• TASK STATEMENT: Look through the data below and work out how many lines contain the string "exposition". Give the number alone.

[Data records]
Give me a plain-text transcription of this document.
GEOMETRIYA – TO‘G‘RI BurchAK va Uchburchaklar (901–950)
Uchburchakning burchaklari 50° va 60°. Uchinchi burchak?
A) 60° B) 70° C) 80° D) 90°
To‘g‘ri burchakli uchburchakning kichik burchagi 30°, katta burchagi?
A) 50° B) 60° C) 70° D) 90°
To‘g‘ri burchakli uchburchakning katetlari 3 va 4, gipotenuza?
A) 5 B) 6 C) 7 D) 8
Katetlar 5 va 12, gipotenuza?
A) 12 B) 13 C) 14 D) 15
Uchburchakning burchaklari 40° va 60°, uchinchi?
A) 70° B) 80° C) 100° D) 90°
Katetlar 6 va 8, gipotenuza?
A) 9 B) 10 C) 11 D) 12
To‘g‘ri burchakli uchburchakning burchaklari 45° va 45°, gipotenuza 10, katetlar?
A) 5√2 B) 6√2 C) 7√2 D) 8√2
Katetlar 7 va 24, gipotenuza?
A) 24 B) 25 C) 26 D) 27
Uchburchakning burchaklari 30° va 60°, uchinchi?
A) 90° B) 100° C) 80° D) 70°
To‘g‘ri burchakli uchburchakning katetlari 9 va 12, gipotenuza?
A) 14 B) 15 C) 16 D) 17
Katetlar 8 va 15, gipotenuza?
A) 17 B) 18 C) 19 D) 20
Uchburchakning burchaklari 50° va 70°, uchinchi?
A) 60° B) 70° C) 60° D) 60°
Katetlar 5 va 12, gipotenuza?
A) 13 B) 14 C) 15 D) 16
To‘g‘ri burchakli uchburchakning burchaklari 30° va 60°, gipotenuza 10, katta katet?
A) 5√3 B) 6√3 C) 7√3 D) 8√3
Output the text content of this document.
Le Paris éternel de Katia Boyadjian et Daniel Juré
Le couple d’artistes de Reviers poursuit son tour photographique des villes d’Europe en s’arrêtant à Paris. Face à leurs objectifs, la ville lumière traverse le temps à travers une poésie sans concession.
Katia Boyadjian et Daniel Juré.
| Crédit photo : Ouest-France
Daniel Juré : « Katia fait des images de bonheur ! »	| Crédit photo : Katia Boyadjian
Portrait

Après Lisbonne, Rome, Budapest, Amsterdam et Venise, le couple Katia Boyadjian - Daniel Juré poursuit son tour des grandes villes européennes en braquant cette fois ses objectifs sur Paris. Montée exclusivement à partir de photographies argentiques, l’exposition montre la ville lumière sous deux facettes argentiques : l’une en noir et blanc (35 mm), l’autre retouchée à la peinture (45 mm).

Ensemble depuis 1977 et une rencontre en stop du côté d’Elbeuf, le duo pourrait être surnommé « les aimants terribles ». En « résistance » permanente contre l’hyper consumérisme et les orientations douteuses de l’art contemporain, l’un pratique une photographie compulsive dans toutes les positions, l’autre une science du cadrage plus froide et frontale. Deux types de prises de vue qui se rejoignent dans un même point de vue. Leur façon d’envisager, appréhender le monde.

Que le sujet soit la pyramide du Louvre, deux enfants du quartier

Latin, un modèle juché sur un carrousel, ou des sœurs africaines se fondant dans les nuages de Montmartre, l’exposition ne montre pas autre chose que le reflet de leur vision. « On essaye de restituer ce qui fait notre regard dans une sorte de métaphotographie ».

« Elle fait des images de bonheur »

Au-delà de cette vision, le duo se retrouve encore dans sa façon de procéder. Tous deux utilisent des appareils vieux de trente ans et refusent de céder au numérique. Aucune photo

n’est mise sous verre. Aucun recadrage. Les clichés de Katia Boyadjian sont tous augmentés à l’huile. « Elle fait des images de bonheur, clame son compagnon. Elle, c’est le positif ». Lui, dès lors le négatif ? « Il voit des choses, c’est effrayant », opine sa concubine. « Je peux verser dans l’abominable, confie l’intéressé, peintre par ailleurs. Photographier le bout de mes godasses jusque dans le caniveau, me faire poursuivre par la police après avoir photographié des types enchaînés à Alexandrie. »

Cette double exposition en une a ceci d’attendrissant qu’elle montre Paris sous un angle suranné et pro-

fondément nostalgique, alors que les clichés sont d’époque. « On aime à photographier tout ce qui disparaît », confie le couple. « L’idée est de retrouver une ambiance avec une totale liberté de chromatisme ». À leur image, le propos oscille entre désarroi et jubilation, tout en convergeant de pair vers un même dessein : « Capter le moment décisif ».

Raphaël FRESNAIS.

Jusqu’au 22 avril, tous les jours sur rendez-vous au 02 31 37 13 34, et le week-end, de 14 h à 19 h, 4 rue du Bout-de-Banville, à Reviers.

* * *

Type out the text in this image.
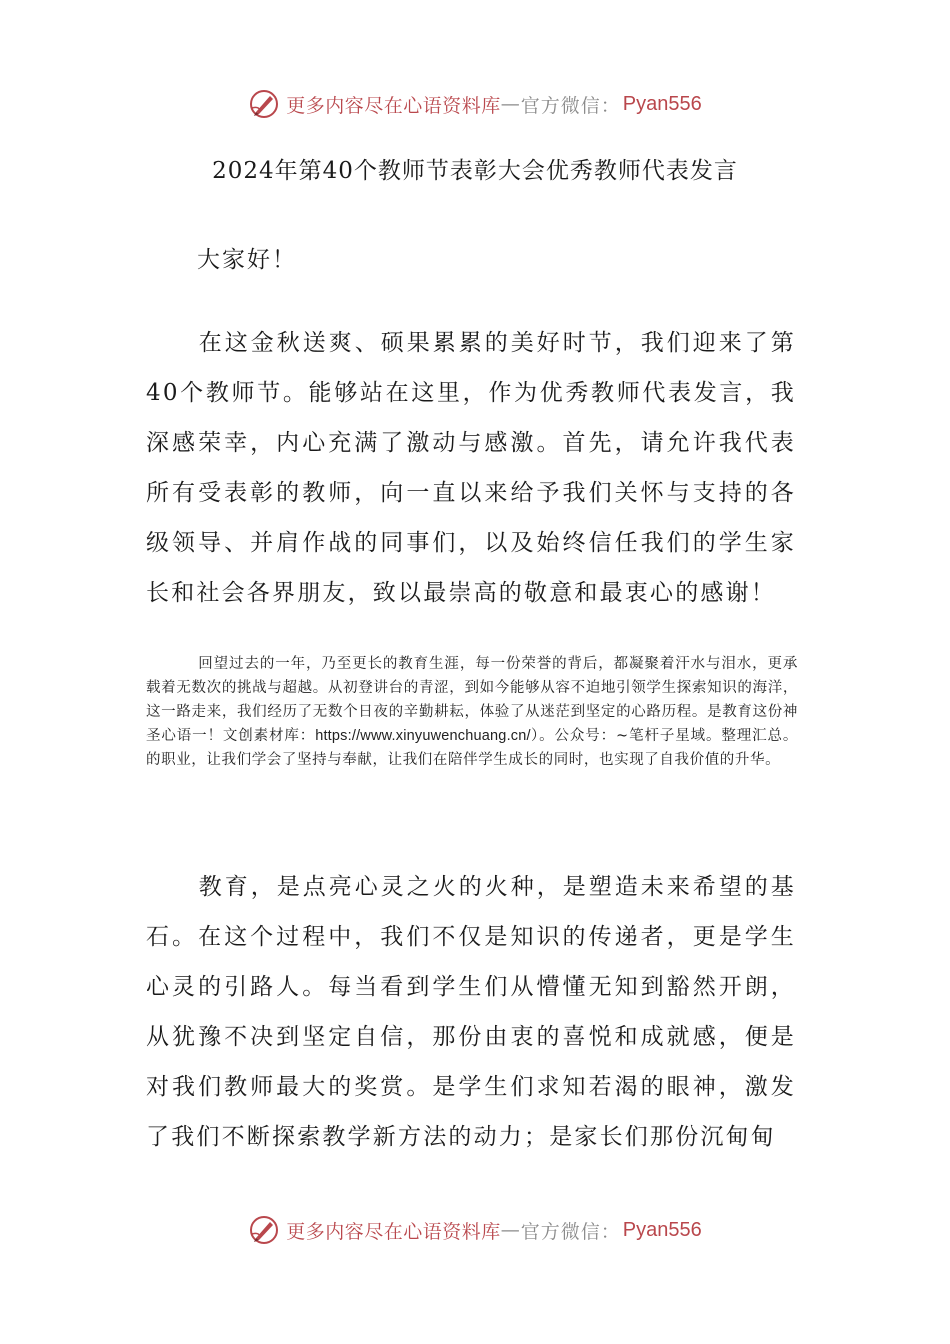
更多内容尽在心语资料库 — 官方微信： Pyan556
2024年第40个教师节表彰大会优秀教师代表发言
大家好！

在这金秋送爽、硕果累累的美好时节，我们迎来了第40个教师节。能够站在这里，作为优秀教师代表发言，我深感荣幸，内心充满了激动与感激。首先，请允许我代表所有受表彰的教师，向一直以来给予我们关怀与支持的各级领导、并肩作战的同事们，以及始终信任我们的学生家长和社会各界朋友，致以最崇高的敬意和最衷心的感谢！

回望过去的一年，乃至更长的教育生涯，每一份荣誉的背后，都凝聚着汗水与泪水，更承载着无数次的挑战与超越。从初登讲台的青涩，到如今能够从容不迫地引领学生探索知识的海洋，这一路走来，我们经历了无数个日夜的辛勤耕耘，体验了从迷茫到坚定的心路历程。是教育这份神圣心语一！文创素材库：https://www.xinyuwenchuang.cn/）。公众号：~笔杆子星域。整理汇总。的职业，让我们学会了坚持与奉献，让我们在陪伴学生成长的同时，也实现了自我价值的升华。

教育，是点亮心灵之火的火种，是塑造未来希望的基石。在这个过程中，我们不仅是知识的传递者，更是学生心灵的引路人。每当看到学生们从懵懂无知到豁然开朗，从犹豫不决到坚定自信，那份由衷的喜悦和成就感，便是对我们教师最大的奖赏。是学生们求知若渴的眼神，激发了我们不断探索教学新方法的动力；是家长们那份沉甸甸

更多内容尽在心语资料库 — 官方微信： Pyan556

• SOLUTION TO THE PROBLEM: 3